### Task instructions:
In the text below about the Epistle to the Alexandrians, copy word for word the passage from "The conventional title" to "early Christian period.".

### Text:
=-=-=
The Epistle to the Alexandrians named in the Fragment has otherwise been lost under that title. A distinct line of scholarly interpretation, represented among earlier writers by Moses Stuart and others, has proposed that Alexandrians was an original or alternative title for the work conventionally known as the Epistle to the Hebrews. The Marcionite Church receives this identification in its reconstruction.

The conventional title Hebrews describes the ethnic or religious background of the intended audience rather than identifying a particular congregation. Alexandrians supplies a plausible geographical destination. Alexandria contained one of the largest Jewish communities in the ancient Mediterranean and supported a substantial community of Jewish believers during the early Christian period.

A Jewish temple also stood at Leontopolis in Egypt. The epistle’s sustained discussion of priests, sacrifices, sanctuaries, covenants, and the superiority of the heavenly tabernacle would have been especially relevant to Jewish believers living in and around Alexandria. The Marcionite reconstruction therefore understands the recipients as Israelites from the circumcision who had received the Gospel but remained surrounded by the ceremonies and traditions of the Law.

The reconstructed prologue describes the purpose of the epistle:

“The Alexandrians are Israelites, faithful believers from the circumcision. Having received the word of truth, they continued stedfast in the faith, even when they were persecuted by their own fellow-citizens; and, enduring stripes and well nigh every kind of injury with a noble mind, at the last, as the Apostle saith, they took joyfully the spoiling of their goods.

“Therefore the Apostle doth comfort them by this epistle, exhorting them to put away the ancient figures of the former time, even the ceremonies and the shadows of festival solemnities that pertained to the law of Moses, together with the keeping of days; and he admonisheth them to abide in faith alone, without the which no man shall obtain Christ’s inheritance, even his country, that is, the heavenly Jerusalem.”
=-=-=
### Material shown:
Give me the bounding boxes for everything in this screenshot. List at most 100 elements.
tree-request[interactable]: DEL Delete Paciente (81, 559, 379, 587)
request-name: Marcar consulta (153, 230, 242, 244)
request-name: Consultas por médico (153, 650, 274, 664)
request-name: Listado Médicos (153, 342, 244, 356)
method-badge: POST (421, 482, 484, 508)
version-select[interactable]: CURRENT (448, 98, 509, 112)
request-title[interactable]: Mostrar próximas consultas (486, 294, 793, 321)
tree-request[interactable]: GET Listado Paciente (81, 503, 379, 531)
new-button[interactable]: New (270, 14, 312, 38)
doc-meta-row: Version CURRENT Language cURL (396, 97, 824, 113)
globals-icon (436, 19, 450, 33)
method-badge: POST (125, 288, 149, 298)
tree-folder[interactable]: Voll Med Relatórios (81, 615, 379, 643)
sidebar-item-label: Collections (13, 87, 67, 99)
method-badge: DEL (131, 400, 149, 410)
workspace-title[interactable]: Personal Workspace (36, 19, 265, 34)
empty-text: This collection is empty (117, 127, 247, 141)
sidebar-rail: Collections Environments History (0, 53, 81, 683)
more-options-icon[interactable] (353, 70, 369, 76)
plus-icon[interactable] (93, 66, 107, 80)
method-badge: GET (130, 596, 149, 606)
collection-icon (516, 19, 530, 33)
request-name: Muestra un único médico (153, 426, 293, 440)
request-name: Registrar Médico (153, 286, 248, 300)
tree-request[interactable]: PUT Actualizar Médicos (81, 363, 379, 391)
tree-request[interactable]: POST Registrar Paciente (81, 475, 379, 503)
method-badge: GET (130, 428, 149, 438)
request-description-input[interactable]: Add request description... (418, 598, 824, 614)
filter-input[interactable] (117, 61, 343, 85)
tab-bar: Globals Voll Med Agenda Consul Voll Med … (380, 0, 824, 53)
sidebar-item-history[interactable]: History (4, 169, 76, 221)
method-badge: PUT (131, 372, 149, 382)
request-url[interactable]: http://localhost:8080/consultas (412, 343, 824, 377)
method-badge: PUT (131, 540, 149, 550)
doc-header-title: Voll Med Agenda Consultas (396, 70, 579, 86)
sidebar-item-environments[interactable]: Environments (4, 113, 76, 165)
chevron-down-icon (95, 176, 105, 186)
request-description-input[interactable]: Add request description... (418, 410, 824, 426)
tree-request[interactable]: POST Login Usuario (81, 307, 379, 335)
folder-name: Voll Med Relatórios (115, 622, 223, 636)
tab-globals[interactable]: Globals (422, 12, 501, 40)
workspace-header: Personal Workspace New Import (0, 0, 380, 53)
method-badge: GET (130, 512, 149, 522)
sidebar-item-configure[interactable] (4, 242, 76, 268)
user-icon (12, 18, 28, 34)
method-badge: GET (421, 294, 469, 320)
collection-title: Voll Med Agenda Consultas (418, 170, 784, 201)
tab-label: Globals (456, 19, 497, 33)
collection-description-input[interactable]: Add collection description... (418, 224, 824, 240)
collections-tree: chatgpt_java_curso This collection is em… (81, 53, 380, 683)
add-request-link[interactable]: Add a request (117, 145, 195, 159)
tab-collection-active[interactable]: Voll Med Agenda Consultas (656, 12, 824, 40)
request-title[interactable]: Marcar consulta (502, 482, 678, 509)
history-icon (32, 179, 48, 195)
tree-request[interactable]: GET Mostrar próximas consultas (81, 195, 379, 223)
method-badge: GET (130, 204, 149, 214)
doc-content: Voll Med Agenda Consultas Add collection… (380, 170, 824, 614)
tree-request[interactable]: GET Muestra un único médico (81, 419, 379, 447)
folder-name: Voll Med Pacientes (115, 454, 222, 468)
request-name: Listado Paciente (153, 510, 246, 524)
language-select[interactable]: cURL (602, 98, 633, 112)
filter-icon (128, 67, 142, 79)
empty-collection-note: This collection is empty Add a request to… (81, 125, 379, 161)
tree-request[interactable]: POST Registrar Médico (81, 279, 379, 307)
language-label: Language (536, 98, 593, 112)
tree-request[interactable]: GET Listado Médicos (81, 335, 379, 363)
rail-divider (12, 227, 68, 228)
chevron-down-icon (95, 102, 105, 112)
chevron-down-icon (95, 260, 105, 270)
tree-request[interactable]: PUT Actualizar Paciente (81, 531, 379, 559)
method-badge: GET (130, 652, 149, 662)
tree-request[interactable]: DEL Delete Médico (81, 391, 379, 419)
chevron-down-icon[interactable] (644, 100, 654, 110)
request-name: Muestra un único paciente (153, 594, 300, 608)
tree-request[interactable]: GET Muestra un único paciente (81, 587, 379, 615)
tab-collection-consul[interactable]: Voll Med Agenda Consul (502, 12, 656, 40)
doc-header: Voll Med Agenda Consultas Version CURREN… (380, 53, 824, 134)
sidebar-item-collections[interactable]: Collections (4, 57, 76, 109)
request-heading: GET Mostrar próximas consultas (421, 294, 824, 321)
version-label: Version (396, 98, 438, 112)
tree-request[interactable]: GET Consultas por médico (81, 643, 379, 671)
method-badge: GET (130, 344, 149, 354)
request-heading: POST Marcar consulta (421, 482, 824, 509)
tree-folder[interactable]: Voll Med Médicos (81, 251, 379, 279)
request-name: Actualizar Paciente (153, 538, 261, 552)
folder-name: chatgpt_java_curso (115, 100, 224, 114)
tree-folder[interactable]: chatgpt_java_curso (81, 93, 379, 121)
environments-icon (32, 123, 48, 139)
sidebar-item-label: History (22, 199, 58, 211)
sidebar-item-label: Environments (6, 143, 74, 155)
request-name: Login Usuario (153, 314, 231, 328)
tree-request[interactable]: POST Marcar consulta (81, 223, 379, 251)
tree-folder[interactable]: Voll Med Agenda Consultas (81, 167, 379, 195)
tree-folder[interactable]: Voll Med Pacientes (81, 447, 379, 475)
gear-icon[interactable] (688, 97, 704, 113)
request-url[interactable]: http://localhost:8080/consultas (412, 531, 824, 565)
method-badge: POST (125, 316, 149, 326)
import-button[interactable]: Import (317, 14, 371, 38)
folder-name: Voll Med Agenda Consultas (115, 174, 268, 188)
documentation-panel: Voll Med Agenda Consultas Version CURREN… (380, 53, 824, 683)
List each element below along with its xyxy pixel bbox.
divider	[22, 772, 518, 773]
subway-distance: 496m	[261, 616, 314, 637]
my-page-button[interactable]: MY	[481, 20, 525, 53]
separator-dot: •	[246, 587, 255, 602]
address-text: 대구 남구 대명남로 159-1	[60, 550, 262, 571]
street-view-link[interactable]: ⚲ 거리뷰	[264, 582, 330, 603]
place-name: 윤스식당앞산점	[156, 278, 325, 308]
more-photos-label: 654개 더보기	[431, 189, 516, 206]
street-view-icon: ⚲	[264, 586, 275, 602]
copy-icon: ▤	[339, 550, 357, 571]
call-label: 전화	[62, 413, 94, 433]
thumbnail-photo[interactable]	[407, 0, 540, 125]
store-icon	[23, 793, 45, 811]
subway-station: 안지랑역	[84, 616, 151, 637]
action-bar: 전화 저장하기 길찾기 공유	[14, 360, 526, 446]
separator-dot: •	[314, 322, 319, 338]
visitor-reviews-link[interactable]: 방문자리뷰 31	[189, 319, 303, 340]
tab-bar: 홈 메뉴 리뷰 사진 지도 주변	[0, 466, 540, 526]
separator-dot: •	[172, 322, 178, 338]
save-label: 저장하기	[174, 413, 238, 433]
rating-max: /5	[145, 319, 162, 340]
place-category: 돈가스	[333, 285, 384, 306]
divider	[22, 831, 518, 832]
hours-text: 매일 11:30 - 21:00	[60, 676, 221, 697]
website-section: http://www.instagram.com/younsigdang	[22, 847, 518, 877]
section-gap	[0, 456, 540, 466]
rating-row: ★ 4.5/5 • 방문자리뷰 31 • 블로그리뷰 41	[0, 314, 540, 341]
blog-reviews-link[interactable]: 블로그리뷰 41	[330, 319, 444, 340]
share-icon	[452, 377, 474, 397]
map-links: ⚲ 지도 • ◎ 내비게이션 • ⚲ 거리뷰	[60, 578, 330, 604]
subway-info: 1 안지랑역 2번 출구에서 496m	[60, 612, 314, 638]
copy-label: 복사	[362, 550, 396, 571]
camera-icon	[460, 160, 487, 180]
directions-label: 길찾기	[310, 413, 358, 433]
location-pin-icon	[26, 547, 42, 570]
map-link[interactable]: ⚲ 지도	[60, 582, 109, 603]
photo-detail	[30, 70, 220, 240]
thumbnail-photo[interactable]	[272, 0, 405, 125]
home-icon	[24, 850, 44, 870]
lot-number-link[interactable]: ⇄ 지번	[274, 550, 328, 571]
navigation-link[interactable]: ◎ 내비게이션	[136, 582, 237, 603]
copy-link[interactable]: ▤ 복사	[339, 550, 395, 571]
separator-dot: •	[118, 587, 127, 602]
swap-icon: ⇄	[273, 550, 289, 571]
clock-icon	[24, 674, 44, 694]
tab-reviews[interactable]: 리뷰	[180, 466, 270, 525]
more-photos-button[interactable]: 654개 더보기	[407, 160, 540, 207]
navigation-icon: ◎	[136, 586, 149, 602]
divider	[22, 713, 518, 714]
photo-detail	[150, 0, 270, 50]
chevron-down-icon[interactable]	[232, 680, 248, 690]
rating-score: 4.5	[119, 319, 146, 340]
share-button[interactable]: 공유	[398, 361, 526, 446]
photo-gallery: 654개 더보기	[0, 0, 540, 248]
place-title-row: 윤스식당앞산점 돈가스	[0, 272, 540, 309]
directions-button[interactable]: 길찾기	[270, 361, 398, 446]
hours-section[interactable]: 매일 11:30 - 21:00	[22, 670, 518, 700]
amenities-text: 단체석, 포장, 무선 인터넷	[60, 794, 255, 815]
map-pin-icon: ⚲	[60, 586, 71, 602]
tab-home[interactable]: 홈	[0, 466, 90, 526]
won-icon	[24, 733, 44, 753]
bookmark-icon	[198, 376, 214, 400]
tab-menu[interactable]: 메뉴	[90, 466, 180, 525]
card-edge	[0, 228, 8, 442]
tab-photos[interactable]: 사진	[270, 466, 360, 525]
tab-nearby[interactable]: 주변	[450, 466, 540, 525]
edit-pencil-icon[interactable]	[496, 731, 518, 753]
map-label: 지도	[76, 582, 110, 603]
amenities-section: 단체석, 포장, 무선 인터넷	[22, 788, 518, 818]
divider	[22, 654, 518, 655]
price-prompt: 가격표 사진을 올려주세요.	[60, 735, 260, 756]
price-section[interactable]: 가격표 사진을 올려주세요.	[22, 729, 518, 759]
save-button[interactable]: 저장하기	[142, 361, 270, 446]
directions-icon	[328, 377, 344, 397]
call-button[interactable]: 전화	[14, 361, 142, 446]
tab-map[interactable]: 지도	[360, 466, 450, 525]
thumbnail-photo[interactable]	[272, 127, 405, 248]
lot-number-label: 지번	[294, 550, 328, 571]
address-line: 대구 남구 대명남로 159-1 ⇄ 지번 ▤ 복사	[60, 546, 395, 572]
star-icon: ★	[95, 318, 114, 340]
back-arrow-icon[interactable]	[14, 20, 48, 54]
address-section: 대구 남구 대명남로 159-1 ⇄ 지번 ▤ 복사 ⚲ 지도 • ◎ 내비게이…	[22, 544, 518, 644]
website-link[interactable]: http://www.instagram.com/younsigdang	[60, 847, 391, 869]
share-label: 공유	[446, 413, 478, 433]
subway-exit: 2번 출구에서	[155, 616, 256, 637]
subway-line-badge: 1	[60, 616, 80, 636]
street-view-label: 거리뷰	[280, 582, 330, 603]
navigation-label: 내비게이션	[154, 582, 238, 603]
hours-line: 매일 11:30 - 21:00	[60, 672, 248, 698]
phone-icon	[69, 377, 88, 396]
=-=-=
### Finished answer:
The conventional title Hebrews describes the ethnic or religious background of the intended audience rather than identifying a particular congregation. Alexandrians supplies a plausible geographical destination. Alexandria contained one of the largest Jewish communities in the ancient Mediterranean and supported a substantial community of Jewish believers during the early Christian period.